Data to use:
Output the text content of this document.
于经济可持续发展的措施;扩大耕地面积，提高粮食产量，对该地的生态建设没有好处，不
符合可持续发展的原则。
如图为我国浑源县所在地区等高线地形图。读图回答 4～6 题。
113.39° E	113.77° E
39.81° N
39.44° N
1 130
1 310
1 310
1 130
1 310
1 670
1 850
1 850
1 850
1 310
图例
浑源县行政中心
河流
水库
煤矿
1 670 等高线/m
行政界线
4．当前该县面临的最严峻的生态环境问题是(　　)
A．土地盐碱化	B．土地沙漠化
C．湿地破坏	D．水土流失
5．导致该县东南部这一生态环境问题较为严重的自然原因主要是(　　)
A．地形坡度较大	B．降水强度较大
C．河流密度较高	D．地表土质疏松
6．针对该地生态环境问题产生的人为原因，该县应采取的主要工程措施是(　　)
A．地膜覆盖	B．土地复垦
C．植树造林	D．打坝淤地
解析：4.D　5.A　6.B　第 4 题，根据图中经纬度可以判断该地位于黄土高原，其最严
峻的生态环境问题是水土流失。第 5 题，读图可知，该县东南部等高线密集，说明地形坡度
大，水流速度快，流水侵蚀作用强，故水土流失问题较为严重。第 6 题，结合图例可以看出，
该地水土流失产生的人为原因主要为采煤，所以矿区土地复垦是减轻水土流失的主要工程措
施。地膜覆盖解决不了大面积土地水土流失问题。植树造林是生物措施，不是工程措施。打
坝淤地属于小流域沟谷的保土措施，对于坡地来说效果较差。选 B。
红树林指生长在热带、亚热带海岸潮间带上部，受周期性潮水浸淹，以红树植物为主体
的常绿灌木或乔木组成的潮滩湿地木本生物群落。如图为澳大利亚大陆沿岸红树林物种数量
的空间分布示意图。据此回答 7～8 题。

Aim of the exercise:
Restate all of the entries exactly, please.

Expected output:
Output the text content of this document.
于经济可持续发展的措施;扩大耕地面积，提高粮食产量，对该地的生态建设没有好处，不
符合可持续发展的原则。
如图为我国浑源县所在地区等高线地形图。读图回答 4～6 题。
113.39° E	113.77° E
39.81° N
39.44° N
1 130
1 310
1 310
1 130
1 310
1 670
1 850
1 850
1 850
1 310
图例
浑源县行政中心
河流
水库
煤矿
1 670 等高线/m
行政界线
4．当前该县面临的最严峻的生态环境问题是(　　)
A．土地盐碱化	B．土地沙漠化
C．湿地破坏	D．水土流失
5．导致该县东南部这一生态环境问题较为严重的自然原因主要是(　　)
A．地形坡度较大	B．降水强度较大
C．河流密度较高	D．地表土质疏松
6．针对该地生态环境问题产生的人为原因，该县应采取的主要工程措施是(　　)
A．地膜覆盖	B．土地复垦
C．植树造林	D．打坝淤地
解析：4.D　5.A　6.B　第 4 题，根据图中经纬度可以判断该地位于黄土高原，其最严
峻的生态环境问题是水土流失。第 5 题，读图可知，该县东南部等高线密集，说明地形坡度
大，水流速度快，流水侵蚀作用强，故水土流失问题较为严重。第 6 题，结合图例可以看出，
该地水土流失产生的人为原因主要为采煤，所以矿区土地复垦是减轻水土流失的主要工程措
施。地膜覆盖解决不了大面积土地水土流失问题。植树造林是生物措施，不是工程措施。打
坝淤地属于小流域沟谷的保土措施，对于坡地来说效果较差。选 B。
红树林指生长在热带、亚热带海岸潮间带上部，受周期性潮水浸淹，以红树植物为主体
的常绿灌木或乔木组成的潮滩湿地木本生物群落。如图为澳大利亚大陆沿岸红树林物种数量
的空间分布示意图。据此回答 7～8 题。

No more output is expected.